__What you are asked to do__.
Provide an exact transcription of all the records.

__Available records__.
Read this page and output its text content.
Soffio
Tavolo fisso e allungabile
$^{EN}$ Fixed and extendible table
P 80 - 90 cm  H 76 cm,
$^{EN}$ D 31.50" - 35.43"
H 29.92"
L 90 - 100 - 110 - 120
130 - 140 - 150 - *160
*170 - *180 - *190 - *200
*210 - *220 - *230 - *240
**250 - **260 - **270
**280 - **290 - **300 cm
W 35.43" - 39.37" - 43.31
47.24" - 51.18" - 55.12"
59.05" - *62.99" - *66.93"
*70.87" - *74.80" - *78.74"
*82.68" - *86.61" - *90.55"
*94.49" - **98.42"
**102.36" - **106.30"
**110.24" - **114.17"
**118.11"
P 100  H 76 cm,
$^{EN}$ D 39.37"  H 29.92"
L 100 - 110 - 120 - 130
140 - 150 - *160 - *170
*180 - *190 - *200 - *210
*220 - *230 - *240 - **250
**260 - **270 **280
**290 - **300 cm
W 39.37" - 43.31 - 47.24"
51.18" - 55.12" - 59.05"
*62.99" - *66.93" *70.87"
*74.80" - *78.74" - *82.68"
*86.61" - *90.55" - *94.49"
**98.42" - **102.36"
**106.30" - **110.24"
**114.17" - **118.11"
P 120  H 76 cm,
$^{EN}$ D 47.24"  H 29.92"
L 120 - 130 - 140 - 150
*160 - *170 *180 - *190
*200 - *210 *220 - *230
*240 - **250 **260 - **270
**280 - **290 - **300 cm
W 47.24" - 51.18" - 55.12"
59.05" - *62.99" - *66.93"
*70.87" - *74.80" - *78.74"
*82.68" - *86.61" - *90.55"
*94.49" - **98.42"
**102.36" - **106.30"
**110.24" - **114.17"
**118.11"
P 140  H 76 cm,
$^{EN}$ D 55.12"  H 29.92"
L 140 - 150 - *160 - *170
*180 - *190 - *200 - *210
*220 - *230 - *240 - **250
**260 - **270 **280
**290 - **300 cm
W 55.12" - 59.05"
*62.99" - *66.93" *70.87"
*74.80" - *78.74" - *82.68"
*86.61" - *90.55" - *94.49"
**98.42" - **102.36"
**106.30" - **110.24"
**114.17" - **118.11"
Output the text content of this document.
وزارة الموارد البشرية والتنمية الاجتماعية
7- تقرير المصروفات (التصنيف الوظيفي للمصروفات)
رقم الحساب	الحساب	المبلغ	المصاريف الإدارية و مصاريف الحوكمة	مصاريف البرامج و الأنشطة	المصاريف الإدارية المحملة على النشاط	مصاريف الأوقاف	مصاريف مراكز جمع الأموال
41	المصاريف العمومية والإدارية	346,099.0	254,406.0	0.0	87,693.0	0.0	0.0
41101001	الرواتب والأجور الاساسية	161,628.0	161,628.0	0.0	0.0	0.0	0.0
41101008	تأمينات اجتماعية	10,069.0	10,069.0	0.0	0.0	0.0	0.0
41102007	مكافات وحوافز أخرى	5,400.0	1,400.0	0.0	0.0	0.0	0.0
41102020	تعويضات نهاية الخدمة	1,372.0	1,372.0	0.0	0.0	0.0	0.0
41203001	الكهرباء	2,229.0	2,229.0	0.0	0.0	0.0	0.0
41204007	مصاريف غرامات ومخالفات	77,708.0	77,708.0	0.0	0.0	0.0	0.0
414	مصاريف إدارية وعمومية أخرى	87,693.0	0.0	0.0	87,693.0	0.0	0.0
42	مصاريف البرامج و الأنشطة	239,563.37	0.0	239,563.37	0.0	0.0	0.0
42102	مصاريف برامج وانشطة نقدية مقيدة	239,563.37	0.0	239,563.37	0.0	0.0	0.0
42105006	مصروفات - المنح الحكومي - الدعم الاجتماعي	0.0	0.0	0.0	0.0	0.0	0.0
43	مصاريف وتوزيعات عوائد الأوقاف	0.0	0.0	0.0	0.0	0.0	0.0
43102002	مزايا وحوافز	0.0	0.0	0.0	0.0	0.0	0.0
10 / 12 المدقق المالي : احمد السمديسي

__Exercise solution__.
Read this page and output its text content.
Soffio
Tavolo fisso e allungabile
$^{EN}$ Fixed and extendible table
P 80 - 90 cm  H 76 cm,
$^{EN}$ D 31.50" - 35.43"
H 29.92"
L 90 - 100 - 110 - 120
130 - 140 - 150 - *160
*170 - *180 - *190 - *200
*210 - *220 - *230 - *240
**250 - **260 - **270
**280 - **290 - **300 cm
W 35.43" - 39.37" - 43.31
47.24" - 51.18" - 55.12"
59.05" - *62.99" - *66.93"
*70.87" - *74.80" - *78.74"
*82.68" - *86.61" - *90.55"
*94.49" - **98.42"
**102.36" - **106.30"
**110.24" - **114.17"
**118.11"
P 100  H 76 cm,
$^{EN}$ D 39.37"  H 29.92"
L 100 - 110 - 120 - 130
140 - 150 - *160 - *170
*180 - *190 - *200 - *210
*220 - *230 - *240 - **250
**260 - **270 **280
**290 - **300 cm
W 39.37" - 43.31 - 47.24"
51.18" - 55.12" - 59.05"
*62.99" - *66.93" *70.87"
*74.80" - *78.74" - *82.68"
*86.61" - *90.55" - *94.49"
**98.42" - **102.36"
**106.30" - **110.24"
**114.17" - **118.11"
P 120  H 76 cm,
$^{EN}$ D 47.24"  H 29.92"
L 120 - 130 - 140 - 150
*160 - *170 *180 - *190
*200 - *210 *220 - *230
*240 - **250 **260 - **270
**280 - **290 - **300 cm
W 47.24" - 51.18" - 55.12"
59.05" - *62.99" - *66.93"
*70.87" - *74.80" - *78.74"
*82.68" - *86.61" - *90.55"
*94.49" - **98.42"
**102.36" - **106.30"
**110.24" - **114.17"
**118.11"
P 140  H 76 cm,
$^{EN}$ D 55.12"  H 29.92"
L 140 - 150 - *160 - *170
*180 - *190 - *200 - *210
*220 - *230 - *240 - **250
**260 - **270 **280
**290 - **300 cm
W 55.12" - 59.05"
*62.99" - *66.93" *70.87"
*74.80" - *78.74" - *82.68"
*86.61" - *90.55" - *94.49"
**98.42" - **102.36"
**106.30" - **110.24"
**114.17" - **118.11"
Output the text content of this document.
وزارة الموارد البشرية والتنمية الاجتماعية
7- تقرير المصروفات (التصنيف الوظيفي للمصروفات)
رقم الحساب	الحساب	المبلغ	المصاريف الإدارية و مصاريف الحوكمة	مصاريف البرامج و الأنشطة	المصاريف الإدارية المحملة على النشاط	مصاريف الأوقاف	مصاريف مراكز جمع الأموال
41	المصاريف العمومية والإدارية	346,099.0	254,406.0	0.0	87,693.0	0.0	0.0
41101001	الرواتب والأجور الاساسية	161,628.0	161,628.0	0.0	0.0	0.0	0.0
41101008	تأمينات اجتماعية	10,069.0	10,069.0	0.0	0.0	0.0	0.0
41102007	مكافات وحوافز أخرى	5,400.0	1,400.0	0.0	0.0	0.0	0.0
41102020	تعويضات نهاية الخدمة	1,372.0	1,372.0	0.0	0.0	0.0	0.0
41203001	الكهرباء	2,229.0	2,229.0	0.0	0.0	0.0	0.0
41204007	مصاريف غرامات ومخالفات	77,708.0	77,708.0	0.0	0.0	0.0	0.0
414	مصاريف إدارية وعمومية أخرى	87,693.0	0.0	0.0	87,693.0	0.0	0.0
42	مصاريف البرامج و الأنشطة	239,563.37	0.0	239,563.37	0.0	0.0	0.0
42102	مصاريف برامج وانشطة نقدية مقيدة	239,563.37	0.0	239,563.37	0.0	0.0	0.0
42105006	مصروفات - المنح الحكومي - الدعم الاجتماعي	0.0	0.0	0.0	0.0	0.0	0.0
43	مصاريف وتوزيعات عوائد الأوقاف	0.0	0.0	0.0	0.0	0.0	0.0
43102002	مزايا وحوافز	0.0	0.0	0.0	0.0	0.0	0.0
10 / 12 المدقق المالي : احمد السمديسي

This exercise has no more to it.